## start Data provided
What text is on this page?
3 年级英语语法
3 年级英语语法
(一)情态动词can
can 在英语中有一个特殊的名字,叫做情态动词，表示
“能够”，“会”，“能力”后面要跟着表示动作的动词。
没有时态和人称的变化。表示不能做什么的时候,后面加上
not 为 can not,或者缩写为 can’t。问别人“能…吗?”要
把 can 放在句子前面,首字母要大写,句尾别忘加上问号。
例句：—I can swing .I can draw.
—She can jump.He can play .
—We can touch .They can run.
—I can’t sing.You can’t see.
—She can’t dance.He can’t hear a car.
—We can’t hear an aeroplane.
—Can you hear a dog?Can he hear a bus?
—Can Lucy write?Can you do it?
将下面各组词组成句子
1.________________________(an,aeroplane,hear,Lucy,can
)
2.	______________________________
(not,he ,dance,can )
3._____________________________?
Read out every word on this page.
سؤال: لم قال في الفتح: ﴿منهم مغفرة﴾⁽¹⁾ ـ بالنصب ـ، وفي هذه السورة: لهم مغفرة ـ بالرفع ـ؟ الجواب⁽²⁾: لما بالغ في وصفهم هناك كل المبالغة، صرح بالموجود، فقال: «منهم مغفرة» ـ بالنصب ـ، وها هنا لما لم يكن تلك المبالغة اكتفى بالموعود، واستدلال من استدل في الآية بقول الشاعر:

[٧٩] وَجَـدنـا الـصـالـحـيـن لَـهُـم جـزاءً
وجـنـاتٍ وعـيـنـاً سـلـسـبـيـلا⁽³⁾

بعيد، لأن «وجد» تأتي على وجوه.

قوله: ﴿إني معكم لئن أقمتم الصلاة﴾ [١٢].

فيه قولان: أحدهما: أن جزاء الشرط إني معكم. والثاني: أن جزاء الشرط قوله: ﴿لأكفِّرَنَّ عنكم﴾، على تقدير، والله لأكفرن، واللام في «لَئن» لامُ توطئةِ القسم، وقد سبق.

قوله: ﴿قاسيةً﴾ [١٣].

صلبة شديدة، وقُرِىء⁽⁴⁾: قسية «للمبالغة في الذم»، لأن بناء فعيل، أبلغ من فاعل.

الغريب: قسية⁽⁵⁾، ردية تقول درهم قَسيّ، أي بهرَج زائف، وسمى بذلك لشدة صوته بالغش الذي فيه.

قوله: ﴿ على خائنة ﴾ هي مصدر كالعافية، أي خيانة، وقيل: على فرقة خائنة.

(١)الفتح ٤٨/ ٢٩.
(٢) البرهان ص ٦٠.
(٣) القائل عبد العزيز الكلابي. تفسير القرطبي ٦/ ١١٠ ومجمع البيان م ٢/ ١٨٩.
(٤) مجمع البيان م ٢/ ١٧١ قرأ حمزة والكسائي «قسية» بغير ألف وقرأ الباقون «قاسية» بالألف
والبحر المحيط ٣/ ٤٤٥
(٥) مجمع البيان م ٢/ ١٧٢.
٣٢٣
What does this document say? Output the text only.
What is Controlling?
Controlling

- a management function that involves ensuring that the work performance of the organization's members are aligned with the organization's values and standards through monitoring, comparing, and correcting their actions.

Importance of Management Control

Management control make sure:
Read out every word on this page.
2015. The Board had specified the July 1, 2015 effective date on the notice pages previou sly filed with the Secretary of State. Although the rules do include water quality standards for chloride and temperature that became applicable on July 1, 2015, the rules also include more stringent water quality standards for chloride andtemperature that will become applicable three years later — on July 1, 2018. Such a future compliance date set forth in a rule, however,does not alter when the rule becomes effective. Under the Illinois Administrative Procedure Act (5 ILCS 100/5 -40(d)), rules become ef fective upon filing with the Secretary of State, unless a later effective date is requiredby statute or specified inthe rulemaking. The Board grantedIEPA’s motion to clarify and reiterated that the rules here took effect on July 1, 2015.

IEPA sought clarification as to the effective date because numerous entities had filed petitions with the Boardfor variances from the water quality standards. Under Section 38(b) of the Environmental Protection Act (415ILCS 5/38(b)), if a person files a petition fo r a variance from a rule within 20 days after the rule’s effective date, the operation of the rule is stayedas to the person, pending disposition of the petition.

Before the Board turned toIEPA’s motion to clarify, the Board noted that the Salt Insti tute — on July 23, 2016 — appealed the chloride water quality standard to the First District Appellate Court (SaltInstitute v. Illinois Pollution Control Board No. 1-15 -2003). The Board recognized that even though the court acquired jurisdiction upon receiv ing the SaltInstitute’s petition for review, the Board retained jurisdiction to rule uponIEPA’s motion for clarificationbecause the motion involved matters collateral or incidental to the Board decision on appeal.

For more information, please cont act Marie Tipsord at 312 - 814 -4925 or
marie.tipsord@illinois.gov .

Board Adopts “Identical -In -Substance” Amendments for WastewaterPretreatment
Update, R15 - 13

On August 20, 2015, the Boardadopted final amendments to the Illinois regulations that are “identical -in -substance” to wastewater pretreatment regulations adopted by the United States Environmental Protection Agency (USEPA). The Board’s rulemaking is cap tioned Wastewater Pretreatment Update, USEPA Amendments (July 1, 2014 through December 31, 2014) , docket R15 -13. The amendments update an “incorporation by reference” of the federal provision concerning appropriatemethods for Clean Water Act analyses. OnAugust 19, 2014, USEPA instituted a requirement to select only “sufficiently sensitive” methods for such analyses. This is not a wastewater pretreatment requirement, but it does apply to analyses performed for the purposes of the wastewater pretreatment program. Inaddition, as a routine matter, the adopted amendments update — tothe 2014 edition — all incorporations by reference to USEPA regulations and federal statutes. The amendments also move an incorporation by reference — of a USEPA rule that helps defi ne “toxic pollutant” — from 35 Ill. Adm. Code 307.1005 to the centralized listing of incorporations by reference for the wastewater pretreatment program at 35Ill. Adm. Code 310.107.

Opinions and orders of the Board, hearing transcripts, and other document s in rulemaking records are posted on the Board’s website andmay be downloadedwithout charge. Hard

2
## end Data provided
Instruction | Search the preceding listing for the word "document" and pull out every line that holds it.

Response |
What does this document say? Output the text only.
Opinions and orders of the Board, hearing transcripts, and other document s in rulemaking records are posted on the Board’s website andmay be downloadedwithout charge. Hard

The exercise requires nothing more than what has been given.